> [Task goal]
Below are some records; repeat them all exactly, minus the pictures.

___ Available data

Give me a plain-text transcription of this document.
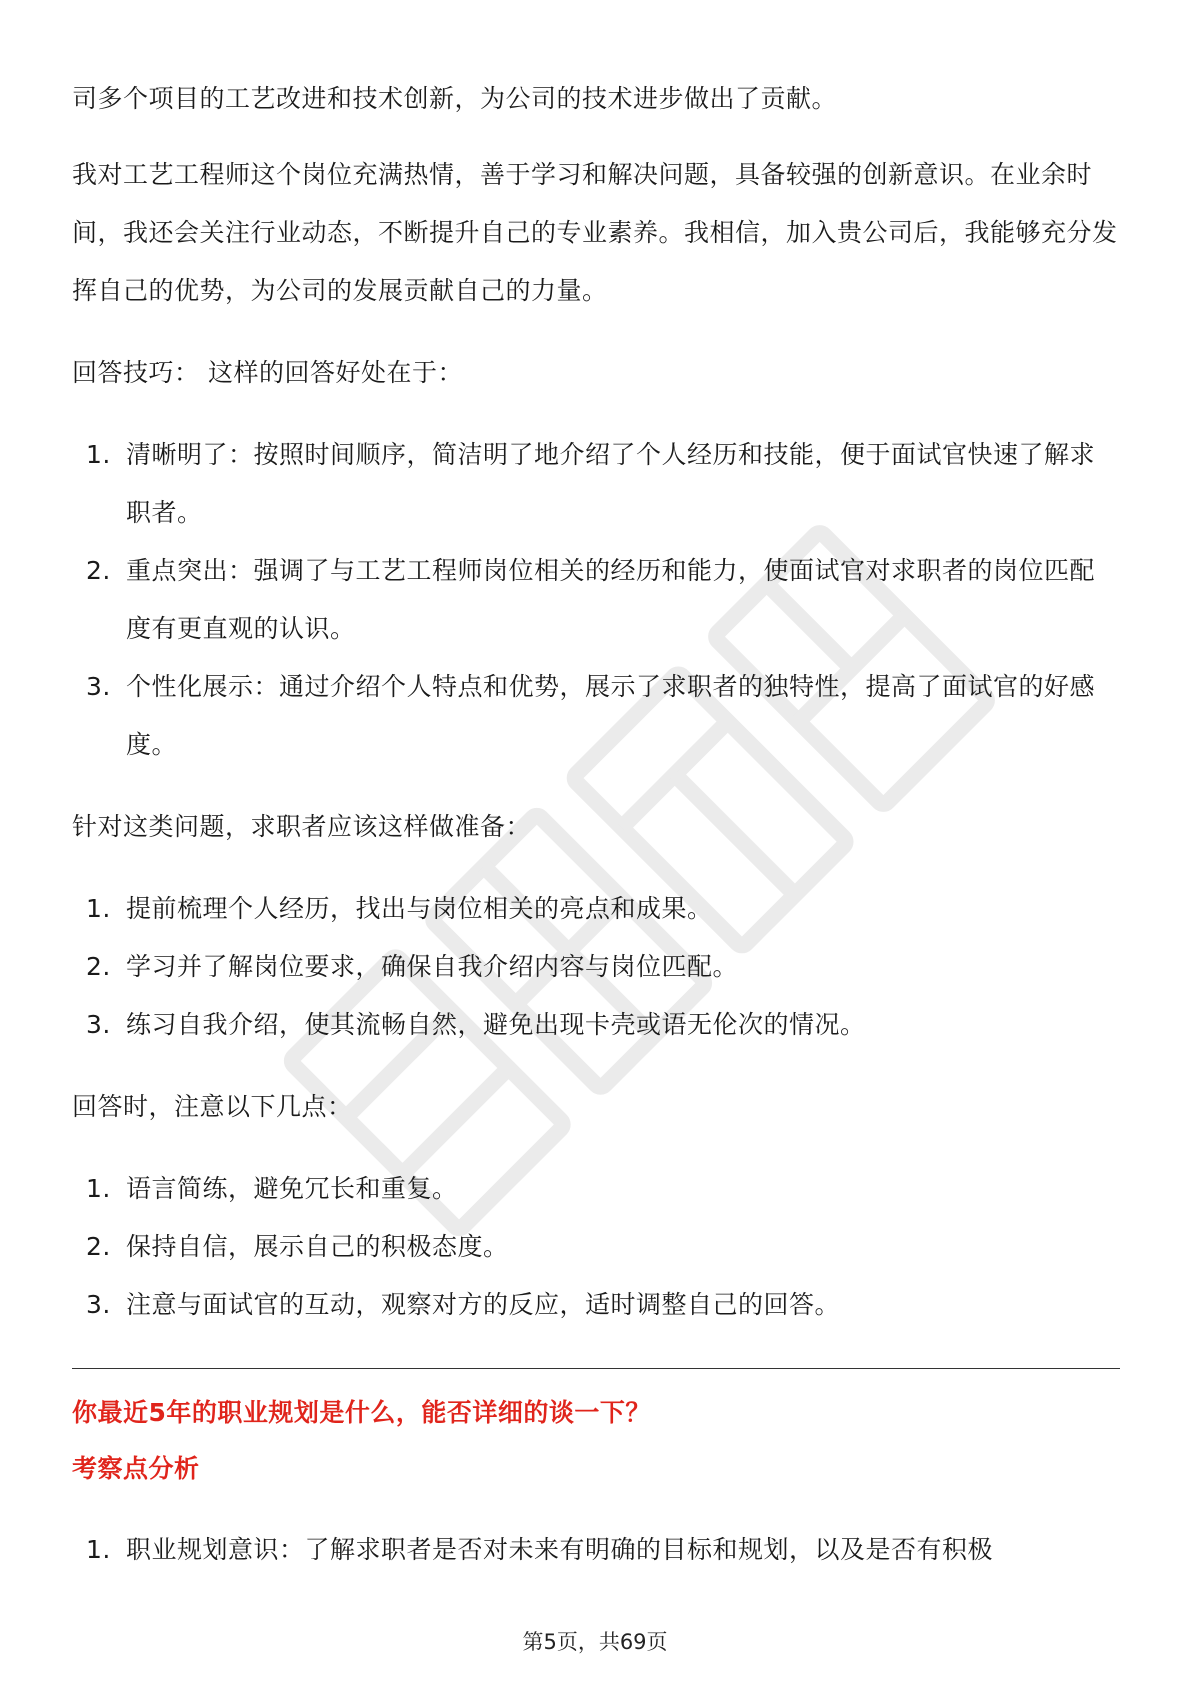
司多个项目的工艺改进和技术创新，为公司的技术进步做出了贡献。

我对工艺工程师这个岗位充满热情，善于学习和解决问题，具备较强的创新意识。在业余时间，我还会关注行业动态，不断提升自己的专业素养。我相信，加入贵公司后，我能够充分发挥自己的优势，为公司的发展贡献自己的力量。

回答技巧： 这样的回答好处在于：

1. 清晰明了：按照时间顺序，简洁明了地介绍了个人经历和技能，便于面试官快速了解求职者。
2. 重点突出：强调了与工艺工程师岗位相关的经历和能力，使面试官对求职者的岗位匹配度有更直观的认识。
3. 个性化展示：通过介绍个人特点和优势，展示了求职者的独特性，提高了面试官的好感度。

针对这类问题，求职者应该这样做准备：

1. 提前梳理个人经历，找出与岗位相关的亮点和成果。
2. 学习并了解岗位要求，确保自我介绍内容与岗位匹配。
3. 练习自我介绍，使其流畅自然，避免出现卡壳或语无伦次的情况。

回答时，注意以下几点：

1. 语言简练，避免冗长和重复。
2. 保持自信，展示自己的积极态度。
3. 注意与面试官的互动，观察对方的反应，适时调整自己的回答。

你最近5年的职业规划是什么，能否详细的谈一下？

考察点分析

1. 职业规划意识：了解求职者是否对未来有明确的目标和规划，以及是否有积极
第5页，共69页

______

> [Written solution]
Give me a plain-text transcription of this document.
司多个项目的工艺改进和技术创新，为公司的技术进步做出了贡献。

我对工艺工程师这个岗位充满热情，善于学习和解决问题，具备较强的创新意识。在业余时间，我还会关注行业动态，不断提升自己的专业素养。我相信，加入贵公司后，我能够充分发挥自己的优势，为公司的发展贡献自己的力量。

回答技巧： 这样的回答好处在于：

1. 清晰明了：按照时间顺序，简洁明了地介绍了个人经历和技能，便于面试官快速了解求职者。
2. 重点突出：强调了与工艺工程师岗位相关的经历和能力，使面试官对求职者的岗位匹配度有更直观的认识。
3. 个性化展示：通过介绍个人特点和优势，展示了求职者的独特性，提高了面试官的好感度。

针对这类问题，求职者应该这样做准备：

1. 提前梳理个人经历，找出与岗位相关的亮点和成果。
2. 学习并了解岗位要求，确保自我介绍内容与岗位匹配。
3. 练习自我介绍，使其流畅自然，避免出现卡壳或语无伦次的情况。

回答时，注意以下几点：

1. 语言简练，避免冗长和重复。
2. 保持自信，展示自己的积极态度。
3. 注意与面试官的互动，观察对方的反应，适时调整自己的回答。

你最近5年的职业规划是什么，能否详细的谈一下？

考察点分析

1. 职业规划意识：了解求职者是否对未来有明确的目标和规划，以及是否有积极
第5页，共69页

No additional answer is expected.